• **Dataset entries**:

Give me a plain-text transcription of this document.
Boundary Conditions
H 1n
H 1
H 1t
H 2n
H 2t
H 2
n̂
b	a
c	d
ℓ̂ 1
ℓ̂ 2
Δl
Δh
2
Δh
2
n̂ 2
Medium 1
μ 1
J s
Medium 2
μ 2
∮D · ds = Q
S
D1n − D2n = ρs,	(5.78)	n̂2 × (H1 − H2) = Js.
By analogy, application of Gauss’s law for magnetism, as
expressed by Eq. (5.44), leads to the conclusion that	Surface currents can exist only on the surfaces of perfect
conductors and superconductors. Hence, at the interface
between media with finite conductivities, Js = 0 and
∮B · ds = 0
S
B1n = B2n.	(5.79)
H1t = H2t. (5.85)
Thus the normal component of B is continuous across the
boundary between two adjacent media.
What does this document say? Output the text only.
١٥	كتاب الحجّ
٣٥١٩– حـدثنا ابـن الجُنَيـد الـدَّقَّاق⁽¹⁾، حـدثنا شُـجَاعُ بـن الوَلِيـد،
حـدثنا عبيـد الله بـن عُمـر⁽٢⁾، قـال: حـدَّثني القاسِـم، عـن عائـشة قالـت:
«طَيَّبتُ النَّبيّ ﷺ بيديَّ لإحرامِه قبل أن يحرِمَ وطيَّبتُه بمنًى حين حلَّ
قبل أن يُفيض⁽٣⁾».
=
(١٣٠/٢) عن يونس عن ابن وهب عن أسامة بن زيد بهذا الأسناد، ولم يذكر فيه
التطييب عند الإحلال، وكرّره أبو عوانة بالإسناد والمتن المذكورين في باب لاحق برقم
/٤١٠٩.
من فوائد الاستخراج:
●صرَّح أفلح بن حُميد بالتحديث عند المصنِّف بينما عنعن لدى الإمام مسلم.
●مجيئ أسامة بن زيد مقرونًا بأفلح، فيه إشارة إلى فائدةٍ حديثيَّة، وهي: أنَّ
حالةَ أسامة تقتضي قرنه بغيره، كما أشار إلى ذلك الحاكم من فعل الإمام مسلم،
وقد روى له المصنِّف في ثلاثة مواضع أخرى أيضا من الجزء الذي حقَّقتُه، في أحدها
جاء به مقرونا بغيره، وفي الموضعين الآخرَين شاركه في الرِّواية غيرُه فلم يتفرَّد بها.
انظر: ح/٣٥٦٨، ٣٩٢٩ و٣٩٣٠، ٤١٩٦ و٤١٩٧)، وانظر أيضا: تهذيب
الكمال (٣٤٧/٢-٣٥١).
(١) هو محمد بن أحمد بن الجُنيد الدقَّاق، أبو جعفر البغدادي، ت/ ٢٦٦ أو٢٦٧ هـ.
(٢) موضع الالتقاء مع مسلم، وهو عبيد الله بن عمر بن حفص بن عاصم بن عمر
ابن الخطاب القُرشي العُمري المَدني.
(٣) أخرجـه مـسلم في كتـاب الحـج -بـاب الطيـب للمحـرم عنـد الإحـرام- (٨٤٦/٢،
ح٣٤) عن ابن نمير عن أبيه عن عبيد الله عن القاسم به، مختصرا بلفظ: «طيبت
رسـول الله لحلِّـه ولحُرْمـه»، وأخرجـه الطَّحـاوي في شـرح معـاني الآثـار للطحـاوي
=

==

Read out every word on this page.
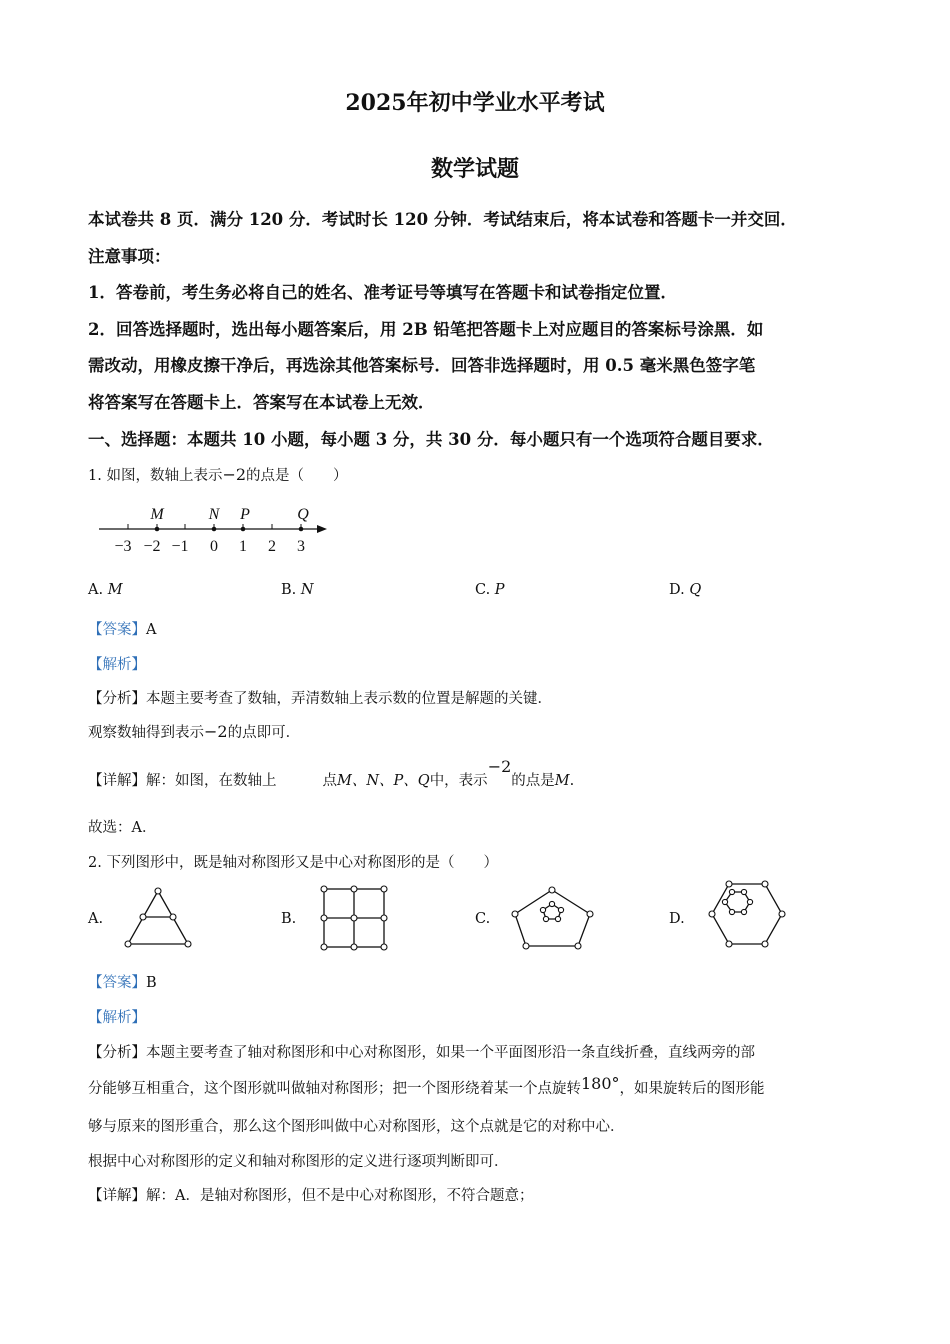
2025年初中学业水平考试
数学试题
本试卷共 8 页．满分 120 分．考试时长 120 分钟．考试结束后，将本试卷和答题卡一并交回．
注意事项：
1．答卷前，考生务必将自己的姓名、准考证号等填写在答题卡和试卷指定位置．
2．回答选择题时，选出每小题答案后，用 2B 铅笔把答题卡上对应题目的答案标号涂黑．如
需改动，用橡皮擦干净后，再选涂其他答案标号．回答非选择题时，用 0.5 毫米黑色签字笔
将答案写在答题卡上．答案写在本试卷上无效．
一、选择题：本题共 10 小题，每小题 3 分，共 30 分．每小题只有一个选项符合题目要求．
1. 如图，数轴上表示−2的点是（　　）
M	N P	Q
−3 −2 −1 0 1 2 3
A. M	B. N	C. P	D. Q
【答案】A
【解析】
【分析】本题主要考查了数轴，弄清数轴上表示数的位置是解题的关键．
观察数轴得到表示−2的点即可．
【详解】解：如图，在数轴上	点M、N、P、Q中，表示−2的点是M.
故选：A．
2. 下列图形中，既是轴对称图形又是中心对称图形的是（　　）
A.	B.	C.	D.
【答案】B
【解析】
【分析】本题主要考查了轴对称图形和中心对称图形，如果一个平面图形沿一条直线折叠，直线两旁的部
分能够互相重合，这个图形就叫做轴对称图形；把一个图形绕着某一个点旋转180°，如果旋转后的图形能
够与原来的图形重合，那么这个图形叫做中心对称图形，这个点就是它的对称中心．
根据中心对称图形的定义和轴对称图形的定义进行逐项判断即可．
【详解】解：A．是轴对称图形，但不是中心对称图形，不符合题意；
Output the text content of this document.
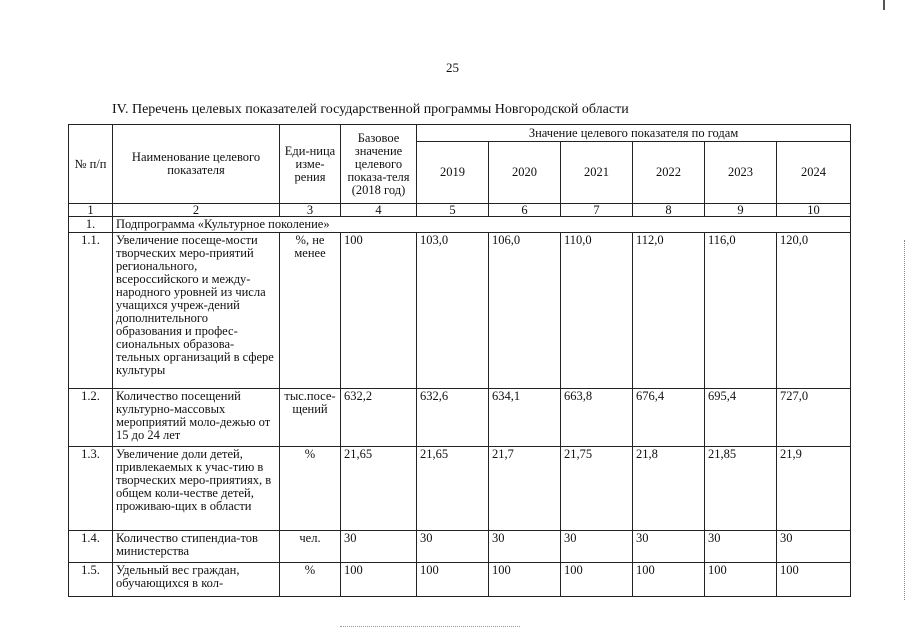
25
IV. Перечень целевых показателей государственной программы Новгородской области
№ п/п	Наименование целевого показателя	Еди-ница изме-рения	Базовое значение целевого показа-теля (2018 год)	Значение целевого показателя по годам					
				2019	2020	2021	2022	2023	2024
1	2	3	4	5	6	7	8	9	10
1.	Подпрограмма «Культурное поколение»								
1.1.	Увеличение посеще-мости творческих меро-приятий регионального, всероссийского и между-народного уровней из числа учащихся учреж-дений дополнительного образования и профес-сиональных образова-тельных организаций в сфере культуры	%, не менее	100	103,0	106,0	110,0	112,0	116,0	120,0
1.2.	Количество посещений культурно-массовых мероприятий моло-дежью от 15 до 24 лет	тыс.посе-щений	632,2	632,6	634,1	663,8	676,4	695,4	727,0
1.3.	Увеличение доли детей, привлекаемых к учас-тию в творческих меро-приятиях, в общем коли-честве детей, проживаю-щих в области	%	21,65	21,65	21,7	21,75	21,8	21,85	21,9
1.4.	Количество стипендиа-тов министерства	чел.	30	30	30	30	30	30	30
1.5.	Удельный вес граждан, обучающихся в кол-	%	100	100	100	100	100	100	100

* * *

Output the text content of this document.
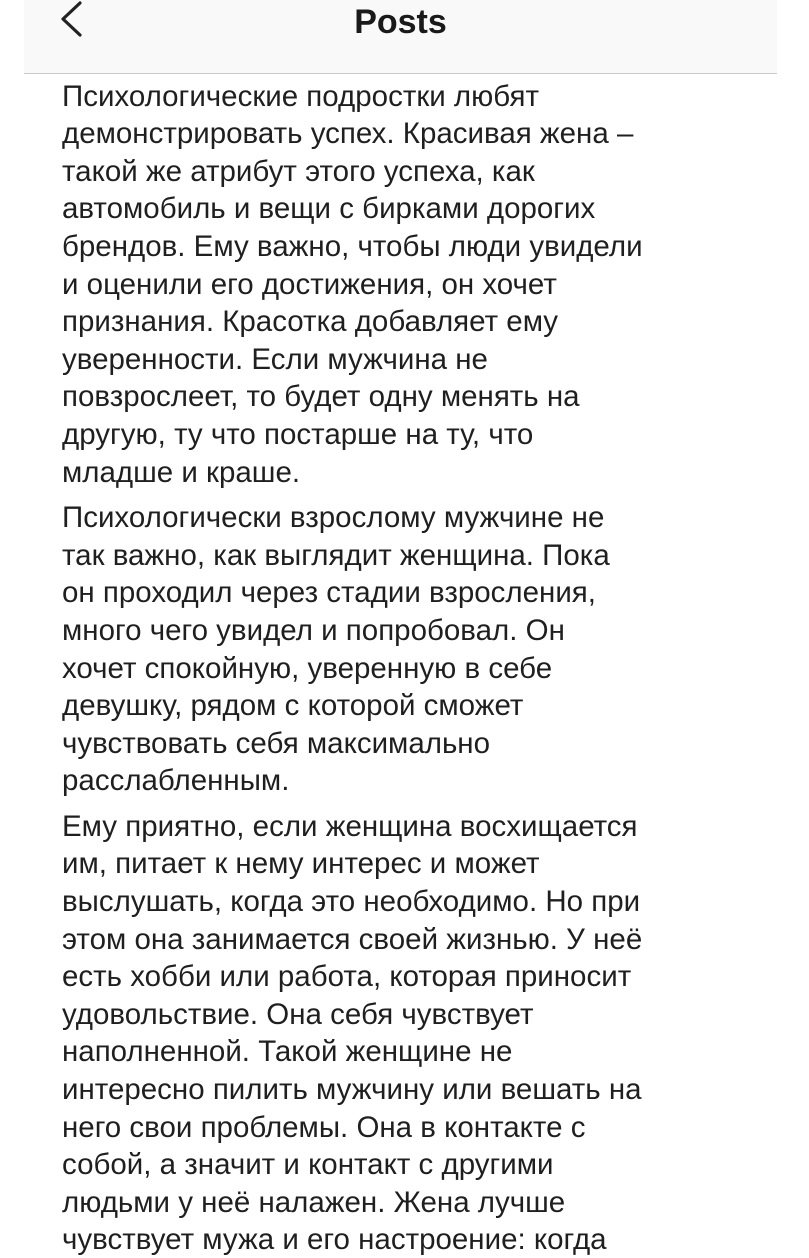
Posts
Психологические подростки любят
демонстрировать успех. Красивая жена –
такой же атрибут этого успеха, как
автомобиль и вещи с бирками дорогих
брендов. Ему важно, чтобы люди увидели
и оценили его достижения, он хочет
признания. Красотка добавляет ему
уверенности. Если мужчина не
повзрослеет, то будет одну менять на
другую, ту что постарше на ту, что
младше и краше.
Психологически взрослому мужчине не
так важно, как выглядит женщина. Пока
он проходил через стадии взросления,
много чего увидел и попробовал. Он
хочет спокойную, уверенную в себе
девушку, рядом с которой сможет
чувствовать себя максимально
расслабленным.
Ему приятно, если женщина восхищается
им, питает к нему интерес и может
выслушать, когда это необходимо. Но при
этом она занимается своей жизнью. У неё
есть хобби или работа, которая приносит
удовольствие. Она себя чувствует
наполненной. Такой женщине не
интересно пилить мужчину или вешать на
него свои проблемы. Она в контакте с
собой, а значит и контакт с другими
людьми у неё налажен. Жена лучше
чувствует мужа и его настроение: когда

• **Work instructions**: Copy each line of the preceding data that contains the string "document".

• **Complete response**:
Give me a plain-text transcription of this document.
What does this document say? Output the text only.
Output the text content of this document.
Output the text content of this document.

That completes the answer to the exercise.